Directive >>
All the data below goes into the copy word for word, but the pictures don't.

## Start Exercise inputs

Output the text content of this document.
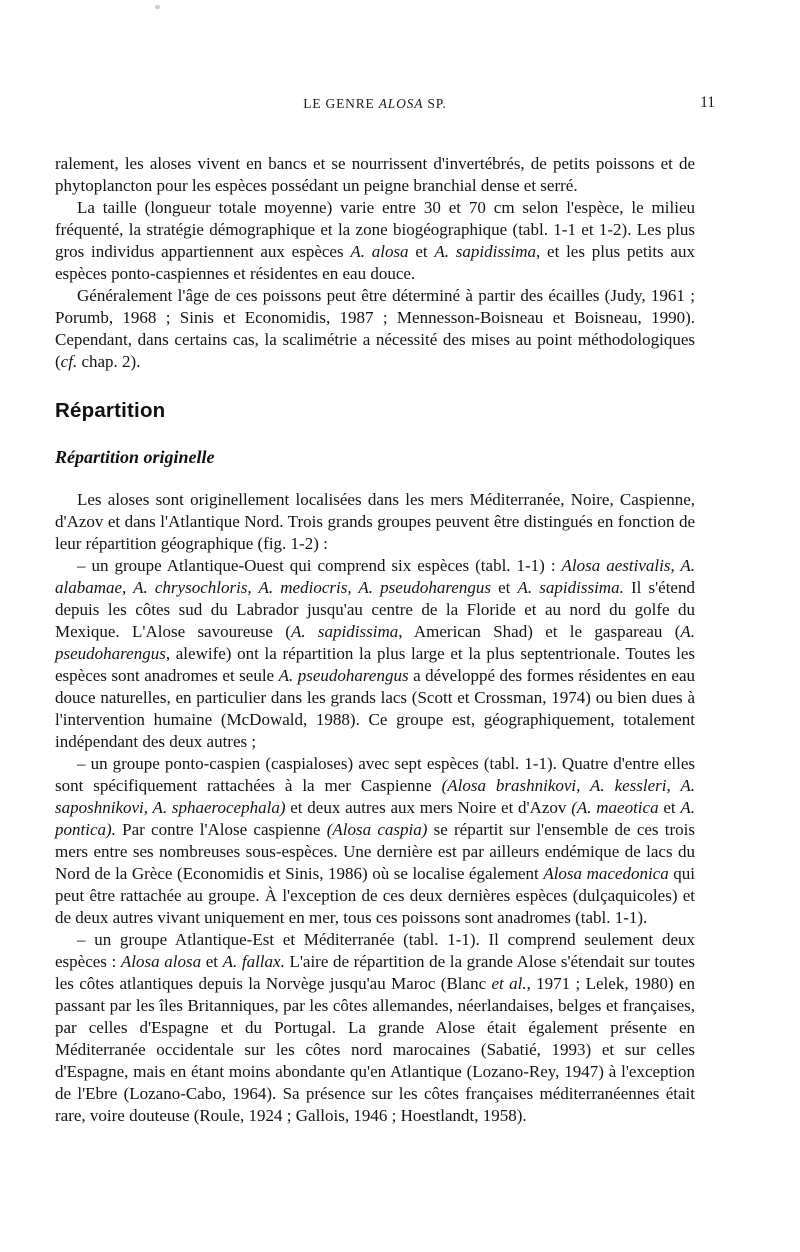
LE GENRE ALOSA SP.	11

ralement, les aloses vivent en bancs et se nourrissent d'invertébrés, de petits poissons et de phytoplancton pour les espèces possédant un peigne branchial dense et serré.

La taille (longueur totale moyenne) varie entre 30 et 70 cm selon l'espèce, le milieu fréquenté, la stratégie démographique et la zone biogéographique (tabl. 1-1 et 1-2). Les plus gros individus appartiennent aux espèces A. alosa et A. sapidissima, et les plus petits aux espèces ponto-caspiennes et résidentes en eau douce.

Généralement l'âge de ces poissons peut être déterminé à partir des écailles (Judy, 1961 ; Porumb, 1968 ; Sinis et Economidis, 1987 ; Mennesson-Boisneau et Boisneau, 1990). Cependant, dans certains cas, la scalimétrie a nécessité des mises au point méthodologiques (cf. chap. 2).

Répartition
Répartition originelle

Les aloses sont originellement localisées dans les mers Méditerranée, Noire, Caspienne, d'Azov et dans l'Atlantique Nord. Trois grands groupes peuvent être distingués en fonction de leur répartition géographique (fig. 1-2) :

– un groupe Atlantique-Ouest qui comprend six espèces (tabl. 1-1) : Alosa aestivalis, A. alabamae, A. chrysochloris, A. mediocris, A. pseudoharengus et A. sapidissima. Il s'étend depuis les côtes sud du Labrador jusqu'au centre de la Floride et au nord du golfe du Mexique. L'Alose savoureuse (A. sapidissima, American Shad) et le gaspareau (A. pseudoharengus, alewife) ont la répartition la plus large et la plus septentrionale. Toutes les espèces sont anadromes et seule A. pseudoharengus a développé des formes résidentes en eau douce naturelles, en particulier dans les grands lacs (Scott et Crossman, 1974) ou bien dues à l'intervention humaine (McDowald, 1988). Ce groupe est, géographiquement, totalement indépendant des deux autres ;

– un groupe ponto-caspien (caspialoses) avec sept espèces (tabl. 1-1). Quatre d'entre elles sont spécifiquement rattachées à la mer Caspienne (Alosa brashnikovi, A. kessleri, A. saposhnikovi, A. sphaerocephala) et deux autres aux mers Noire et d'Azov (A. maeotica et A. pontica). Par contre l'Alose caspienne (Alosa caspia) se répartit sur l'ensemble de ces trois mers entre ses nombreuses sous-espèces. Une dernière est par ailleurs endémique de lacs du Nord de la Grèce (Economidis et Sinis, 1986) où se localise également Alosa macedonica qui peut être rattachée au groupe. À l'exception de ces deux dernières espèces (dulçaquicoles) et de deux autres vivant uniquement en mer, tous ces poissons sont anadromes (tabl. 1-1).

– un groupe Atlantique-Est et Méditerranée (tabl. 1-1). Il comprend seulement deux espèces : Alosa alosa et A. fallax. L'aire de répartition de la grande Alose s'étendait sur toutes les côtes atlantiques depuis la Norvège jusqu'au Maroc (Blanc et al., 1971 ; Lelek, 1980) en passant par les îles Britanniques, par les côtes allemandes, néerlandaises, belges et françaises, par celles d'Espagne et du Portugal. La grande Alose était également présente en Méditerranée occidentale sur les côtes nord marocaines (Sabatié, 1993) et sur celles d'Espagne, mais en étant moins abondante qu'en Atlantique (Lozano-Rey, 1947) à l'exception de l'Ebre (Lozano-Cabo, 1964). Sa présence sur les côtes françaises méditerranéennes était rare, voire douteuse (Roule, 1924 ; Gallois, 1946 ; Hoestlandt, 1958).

## End Exercise inputs

Result of this task >>
Output the text content of this document.
LE GENRE ALOSA SP.	11

ralement, les aloses vivent en bancs et se nourrissent d'invertébrés, de petits poissons et de phytoplancton pour les espèces possédant un peigne branchial dense et serré.

La taille (longueur totale moyenne) varie entre 30 et 70 cm selon l'espèce, le milieu fréquenté, la stratégie démographique et la zone biogéographique (tabl. 1-1 et 1-2). Les plus gros individus appartiennent aux espèces A. alosa et A. sapidissima, et les plus petits aux espèces ponto-caspiennes et résidentes en eau douce.

Généralement l'âge de ces poissons peut être déterminé à partir des écailles (Judy, 1961 ; Porumb, 1968 ; Sinis et Economidis, 1987 ; Mennesson-Boisneau et Boisneau, 1990). Cependant, dans certains cas, la scalimétrie a nécessité des mises au point méthodologiques (cf. chap. 2).

Répartition
Répartition originelle

Les aloses sont originellement localisées dans les mers Méditerranée, Noire, Caspienne, d'Azov et dans l'Atlantique Nord. Trois grands groupes peuvent être distingués en fonction de leur répartition géographique (fig. 1-2) :

– un groupe Atlantique-Ouest qui comprend six espèces (tabl. 1-1) : Alosa aestivalis, A. alabamae, A. chrysochloris, A. mediocris, A. pseudoharengus et A. sapidissima. Il s'étend depuis les côtes sud du Labrador jusqu'au centre de la Floride et au nord du golfe du Mexique. L'Alose savoureuse (A. sapidissima, American Shad) et le gaspareau (A. pseudoharengus, alewife) ont la répartition la plus large et la plus septentrionale. Toutes les espèces sont anadromes et seule A. pseudoharengus a développé des formes résidentes en eau douce naturelles, en particulier dans les grands lacs (Scott et Crossman, 1974) ou bien dues à l'intervention humaine (McDowald, 1988). Ce groupe est, géographiquement, totalement indépendant des deux autres ;

– un groupe ponto-caspien (caspialoses) avec sept espèces (tabl. 1-1). Quatre d'entre elles sont spécifiquement rattachées à la mer Caspienne (Alosa brashnikovi, A. kessleri, A. saposhnikovi, A. sphaerocephala) et deux autres aux mers Noire et d'Azov (A. maeotica et A. pontica). Par contre l'Alose caspienne (Alosa caspia) se répartit sur l'ensemble de ces trois mers entre ses nombreuses sous-espèces. Une dernière est par ailleurs endémique de lacs du Nord de la Grèce (Economidis et Sinis, 1986) où se localise également Alosa macedonica qui peut être rattachée au groupe. À l'exception de ces deux dernières espèces (dulçaquicoles) et de deux autres vivant uniquement en mer, tous ces poissons sont anadromes (tabl. 1-1).

– un groupe Atlantique-Est et Méditerranée (tabl. 1-1). Il comprend seulement deux espèces : Alosa alosa et A. fallax. L'aire de répartition de la grande Alose s'étendait sur toutes les côtes atlantiques depuis la Norvège jusqu'au Maroc (Blanc et al., 1971 ; Lelek, 1980) en passant par les îles Britanniques, par les côtes allemandes, néerlandaises, belges et françaises, par celles d'Espagne et du Portugal. La grande Alose était également présente en Méditerranée occidentale sur les côtes nord marocaines (Sabatié, 1993) et sur celles d'Espagne, mais en étant moins abondante qu'en Atlantique (Lozano-Rey, 1947) à l'exception de l'Ebre (Lozano-Cabo, 1964). Sa présence sur les côtes françaises méditerranéennes était rare, voire douteuse (Roule, 1924 ; Gallois, 1946 ; Hoestlandt, 1958).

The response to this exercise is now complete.